## RECORDS SHOWN:
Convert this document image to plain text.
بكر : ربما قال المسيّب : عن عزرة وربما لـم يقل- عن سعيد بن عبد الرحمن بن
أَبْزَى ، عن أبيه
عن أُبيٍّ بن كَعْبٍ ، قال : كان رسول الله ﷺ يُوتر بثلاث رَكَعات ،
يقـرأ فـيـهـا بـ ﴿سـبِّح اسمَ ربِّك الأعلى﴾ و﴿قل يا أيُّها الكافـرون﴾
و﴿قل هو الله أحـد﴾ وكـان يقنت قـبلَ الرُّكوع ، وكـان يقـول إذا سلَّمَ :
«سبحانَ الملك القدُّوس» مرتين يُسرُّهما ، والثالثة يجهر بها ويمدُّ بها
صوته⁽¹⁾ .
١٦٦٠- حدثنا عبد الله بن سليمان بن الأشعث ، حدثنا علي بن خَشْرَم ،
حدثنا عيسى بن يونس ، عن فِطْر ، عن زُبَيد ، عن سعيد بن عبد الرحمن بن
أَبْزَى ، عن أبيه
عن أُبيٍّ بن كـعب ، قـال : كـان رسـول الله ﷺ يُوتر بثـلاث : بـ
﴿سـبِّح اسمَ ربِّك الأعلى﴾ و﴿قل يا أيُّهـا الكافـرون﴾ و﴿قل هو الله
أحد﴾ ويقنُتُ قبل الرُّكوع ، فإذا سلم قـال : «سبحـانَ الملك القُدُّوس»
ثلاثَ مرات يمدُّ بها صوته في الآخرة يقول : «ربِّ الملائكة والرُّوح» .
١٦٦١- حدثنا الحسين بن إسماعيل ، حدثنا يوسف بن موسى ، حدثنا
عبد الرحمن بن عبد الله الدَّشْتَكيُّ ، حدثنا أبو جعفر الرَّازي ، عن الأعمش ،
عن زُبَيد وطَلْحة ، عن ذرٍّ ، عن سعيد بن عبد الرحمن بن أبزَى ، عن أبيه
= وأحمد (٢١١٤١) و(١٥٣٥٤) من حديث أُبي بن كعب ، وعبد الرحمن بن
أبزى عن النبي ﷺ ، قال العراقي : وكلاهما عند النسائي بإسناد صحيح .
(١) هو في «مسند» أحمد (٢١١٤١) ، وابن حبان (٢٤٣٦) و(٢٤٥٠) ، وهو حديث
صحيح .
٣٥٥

## WHAT YOU SHOULD DO:
Working from the material above, retype it in its entirety without change.

## RIGHT ANSWER:
Convert this document image to plain text.
بكر : ربما قال المسيّب : عن عزرة وربما لـم يقل- عن سعيد بن عبد الرحمن بن
أَبْزَى ، عن أبيه
عن أُبيٍّ بن كَعْبٍ ، قال : كان رسول الله ﷺ يُوتر بثلاث رَكَعات ،
يقـرأ فـيـهـا بـ ﴿سـبِّح اسمَ ربِّك الأعلى﴾ و﴿قل يا أيُّها الكافـرون﴾
و﴿قل هو الله أحـد﴾ وكـان يقنت قـبلَ الرُّكوع ، وكـان يقـول إذا سلَّمَ :
«سبحانَ الملك القدُّوس» مرتين يُسرُّهما ، والثالثة يجهر بها ويمدُّ بها
صوته⁽¹⁾ .
١٦٦٠- حدثنا عبد الله بن سليمان بن الأشعث ، حدثنا علي بن خَشْرَم ،
حدثنا عيسى بن يونس ، عن فِطْر ، عن زُبَيد ، عن سعيد بن عبد الرحمن بن
أَبْزَى ، عن أبيه
عن أُبيٍّ بن كـعب ، قـال : كـان رسـول الله ﷺ يُوتر بثـلاث : بـ
﴿سـبِّح اسمَ ربِّك الأعلى﴾ و﴿قل يا أيُّهـا الكافـرون﴾ و﴿قل هو الله
أحد﴾ ويقنُتُ قبل الرُّكوع ، فإذا سلم قـال : «سبحـانَ الملك القُدُّوس»
ثلاثَ مرات يمدُّ بها صوته في الآخرة يقول : «ربِّ الملائكة والرُّوح» .
١٦٦١- حدثنا الحسين بن إسماعيل ، حدثنا يوسف بن موسى ، حدثنا
عبد الرحمن بن عبد الله الدَّشْتَكيُّ ، حدثنا أبو جعفر الرَّازي ، عن الأعمش ،
عن زُبَيد وطَلْحة ، عن ذرٍّ ، عن سعيد بن عبد الرحمن بن أبزَى ، عن أبيه
= وأحمد (٢١١٤١) و(١٥٣٥٤) من حديث أُبي بن كعب ، وعبد الرحمن بن
أبزى عن النبي ﷺ ، قال العراقي : وكلاهما عند النسائي بإسناد صحيح .
(١) هو في «مسند» أحمد (٢١١٤١) ، وابن حبان (٢٤٣٦) و(٢٤٥٠) ، وهو حديث
صحيح .
٣٥٥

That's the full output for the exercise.